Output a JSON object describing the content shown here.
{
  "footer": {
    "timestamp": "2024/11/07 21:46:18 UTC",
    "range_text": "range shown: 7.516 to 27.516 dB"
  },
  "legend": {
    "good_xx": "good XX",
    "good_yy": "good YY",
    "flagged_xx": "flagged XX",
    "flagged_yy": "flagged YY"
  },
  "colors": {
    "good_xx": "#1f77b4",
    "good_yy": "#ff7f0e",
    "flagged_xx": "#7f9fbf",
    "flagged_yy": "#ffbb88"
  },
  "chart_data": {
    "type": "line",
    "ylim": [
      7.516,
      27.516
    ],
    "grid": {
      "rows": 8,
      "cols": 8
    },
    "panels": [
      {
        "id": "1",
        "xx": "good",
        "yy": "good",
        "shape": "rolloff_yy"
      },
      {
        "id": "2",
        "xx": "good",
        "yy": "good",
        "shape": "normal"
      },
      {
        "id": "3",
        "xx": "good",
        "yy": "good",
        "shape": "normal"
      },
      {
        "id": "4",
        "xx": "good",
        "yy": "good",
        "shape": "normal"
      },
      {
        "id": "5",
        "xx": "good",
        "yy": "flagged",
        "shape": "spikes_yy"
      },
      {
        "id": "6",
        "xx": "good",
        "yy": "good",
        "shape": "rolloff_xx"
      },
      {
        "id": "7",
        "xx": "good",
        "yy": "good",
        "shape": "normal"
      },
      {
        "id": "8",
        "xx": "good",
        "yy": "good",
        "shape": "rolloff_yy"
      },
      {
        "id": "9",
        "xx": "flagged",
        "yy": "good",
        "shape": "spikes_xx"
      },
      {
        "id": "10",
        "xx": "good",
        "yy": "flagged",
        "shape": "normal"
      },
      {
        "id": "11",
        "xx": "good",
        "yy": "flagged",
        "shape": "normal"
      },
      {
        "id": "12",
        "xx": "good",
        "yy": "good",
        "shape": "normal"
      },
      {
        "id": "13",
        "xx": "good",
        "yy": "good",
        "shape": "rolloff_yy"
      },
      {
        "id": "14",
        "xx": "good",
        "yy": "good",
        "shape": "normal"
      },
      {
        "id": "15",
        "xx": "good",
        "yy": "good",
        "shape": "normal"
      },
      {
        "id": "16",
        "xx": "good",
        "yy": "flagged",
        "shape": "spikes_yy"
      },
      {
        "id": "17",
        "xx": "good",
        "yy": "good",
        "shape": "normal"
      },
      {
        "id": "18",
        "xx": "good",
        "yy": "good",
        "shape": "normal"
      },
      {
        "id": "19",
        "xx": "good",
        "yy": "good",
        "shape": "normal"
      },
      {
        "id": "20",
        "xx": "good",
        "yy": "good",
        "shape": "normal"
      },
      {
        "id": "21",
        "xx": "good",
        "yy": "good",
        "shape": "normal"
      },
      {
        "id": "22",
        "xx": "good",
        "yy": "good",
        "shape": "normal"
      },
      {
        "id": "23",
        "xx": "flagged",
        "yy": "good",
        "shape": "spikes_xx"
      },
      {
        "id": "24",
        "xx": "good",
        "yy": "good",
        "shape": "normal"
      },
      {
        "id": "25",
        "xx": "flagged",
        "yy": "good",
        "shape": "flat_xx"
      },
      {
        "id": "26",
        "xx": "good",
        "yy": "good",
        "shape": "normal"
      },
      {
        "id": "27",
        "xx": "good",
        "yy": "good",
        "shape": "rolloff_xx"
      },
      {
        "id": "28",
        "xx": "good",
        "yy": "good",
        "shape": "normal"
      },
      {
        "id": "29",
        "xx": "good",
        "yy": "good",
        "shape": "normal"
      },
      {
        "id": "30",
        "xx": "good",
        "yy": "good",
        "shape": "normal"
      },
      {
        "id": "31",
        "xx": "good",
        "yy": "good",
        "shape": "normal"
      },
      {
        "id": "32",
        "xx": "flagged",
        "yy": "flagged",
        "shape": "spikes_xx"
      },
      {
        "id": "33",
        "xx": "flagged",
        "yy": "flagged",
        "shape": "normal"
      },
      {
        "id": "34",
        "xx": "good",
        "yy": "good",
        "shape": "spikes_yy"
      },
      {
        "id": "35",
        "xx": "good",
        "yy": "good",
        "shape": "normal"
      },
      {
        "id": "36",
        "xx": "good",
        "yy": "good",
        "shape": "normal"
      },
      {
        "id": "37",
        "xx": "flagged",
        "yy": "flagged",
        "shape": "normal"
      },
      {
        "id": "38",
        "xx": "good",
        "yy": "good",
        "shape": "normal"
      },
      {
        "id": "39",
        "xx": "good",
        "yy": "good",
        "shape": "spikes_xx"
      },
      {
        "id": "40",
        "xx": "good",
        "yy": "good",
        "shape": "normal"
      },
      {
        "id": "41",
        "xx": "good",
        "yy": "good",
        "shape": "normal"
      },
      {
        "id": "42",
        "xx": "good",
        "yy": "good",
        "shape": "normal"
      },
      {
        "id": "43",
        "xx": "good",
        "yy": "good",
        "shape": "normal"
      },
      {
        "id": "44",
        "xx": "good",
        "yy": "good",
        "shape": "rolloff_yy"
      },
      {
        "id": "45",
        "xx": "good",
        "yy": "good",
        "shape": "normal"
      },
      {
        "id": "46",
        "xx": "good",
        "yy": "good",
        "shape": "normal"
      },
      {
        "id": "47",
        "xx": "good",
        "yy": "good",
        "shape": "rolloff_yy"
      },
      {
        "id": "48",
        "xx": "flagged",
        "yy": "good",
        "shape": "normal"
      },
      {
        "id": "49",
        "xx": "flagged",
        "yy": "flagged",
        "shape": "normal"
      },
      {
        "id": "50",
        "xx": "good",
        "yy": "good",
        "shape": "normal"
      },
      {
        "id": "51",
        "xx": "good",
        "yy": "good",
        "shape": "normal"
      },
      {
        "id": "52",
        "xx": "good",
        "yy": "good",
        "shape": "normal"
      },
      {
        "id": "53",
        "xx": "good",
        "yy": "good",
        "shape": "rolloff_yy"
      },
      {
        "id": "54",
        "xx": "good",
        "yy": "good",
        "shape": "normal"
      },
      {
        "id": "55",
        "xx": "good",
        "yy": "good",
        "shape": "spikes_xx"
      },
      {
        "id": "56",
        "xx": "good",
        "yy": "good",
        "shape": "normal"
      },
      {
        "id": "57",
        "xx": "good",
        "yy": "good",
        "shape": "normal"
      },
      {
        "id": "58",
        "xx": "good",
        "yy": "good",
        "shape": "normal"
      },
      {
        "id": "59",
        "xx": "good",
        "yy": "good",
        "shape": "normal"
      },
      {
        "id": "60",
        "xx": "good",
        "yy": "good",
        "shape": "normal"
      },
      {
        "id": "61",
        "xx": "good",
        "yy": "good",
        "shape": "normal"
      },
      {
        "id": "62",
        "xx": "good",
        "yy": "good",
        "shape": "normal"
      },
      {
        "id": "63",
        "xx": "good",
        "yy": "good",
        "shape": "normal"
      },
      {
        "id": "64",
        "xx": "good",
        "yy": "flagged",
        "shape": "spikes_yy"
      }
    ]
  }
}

What the exercise asks
Read through the entries and copy each line in which "shown" appears.

Task answer
Output a JSON object describing the content shown here.
    "range_text": "range shown: 7.516 to 27.516 dB"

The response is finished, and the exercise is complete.